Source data
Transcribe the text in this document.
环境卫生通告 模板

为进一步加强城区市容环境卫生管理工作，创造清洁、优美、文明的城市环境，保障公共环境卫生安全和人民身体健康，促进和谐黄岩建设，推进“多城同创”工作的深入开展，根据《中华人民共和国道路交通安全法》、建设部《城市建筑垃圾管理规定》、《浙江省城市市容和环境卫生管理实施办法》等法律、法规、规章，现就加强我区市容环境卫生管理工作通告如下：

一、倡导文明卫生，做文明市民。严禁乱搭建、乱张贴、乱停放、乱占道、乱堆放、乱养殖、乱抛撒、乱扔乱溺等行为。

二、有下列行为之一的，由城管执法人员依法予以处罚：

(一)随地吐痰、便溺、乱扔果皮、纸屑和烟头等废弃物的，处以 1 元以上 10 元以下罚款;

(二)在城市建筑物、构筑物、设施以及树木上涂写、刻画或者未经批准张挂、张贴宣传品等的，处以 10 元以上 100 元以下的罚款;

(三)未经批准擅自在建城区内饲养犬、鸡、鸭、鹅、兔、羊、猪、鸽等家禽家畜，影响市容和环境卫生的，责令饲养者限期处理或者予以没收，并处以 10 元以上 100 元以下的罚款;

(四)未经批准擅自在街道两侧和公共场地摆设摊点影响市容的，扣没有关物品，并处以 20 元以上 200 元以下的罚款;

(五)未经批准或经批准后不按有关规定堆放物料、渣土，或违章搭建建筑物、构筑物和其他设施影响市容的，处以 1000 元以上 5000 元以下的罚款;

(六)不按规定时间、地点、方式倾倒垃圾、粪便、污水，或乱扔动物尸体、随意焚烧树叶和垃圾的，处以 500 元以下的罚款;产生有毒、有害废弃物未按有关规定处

## Task brief
Repeat the listing above without any change.

## Finished task
Transcribe the text in this document.
环境卫生通告 模板

为进一步加强城区市容环境卫生管理工作，创造清洁、优美、文明的城市环境，保障公共环境卫生安全和人民身体健康，促进和谐黄岩建设，推进“多城同创”工作的深入开展，根据《中华人民共和国道路交通安全法》、建设部《城市建筑垃圾管理规定》、《浙江省城市市容和环境卫生管理实施办法》等法律、法规、规章，现就加强我区市容环境卫生管理工作通告如下：

一、倡导文明卫生，做文明市民。严禁乱搭建、乱张贴、乱停放、乱占道、乱堆放、乱养殖、乱抛撒、乱扔乱溺等行为。

二、有下列行为之一的，由城管执法人员依法予以处罚：

(一)随地吐痰、便溺、乱扔果皮、纸屑和烟头等废弃物的，处以 1 元以上 10 元以下罚款;

(二)在城市建筑物、构筑物、设施以及树木上涂写、刻画或者未经批准张挂、张贴宣传品等的，处以 10 元以上 100 元以下的罚款;

(三)未经批准擅自在建城区内饲养犬、鸡、鸭、鹅、兔、羊、猪、鸽等家禽家畜，影响市容和环境卫生的，责令饲养者限期处理或者予以没收，并处以 10 元以上 100 元以下的罚款;

(四)未经批准擅自在街道两侧和公共场地摆设摊点影响市容的，扣没有关物品，并处以 20 元以上 200 元以下的罚款;

(五)未经批准或经批准后不按有关规定堆放物料、渣土，或违章搭建建筑物、构筑物和其他设施影响市容的，处以 1000 元以上 5000 元以下的罚款;

(六)不按规定时间、地点、方式倾倒垃圾、粪便、污水，或乱扔动物尸体、随意焚烧树叶和垃圾的，处以 500 元以下的罚款;产生有毒、有害废弃物未按有关规定处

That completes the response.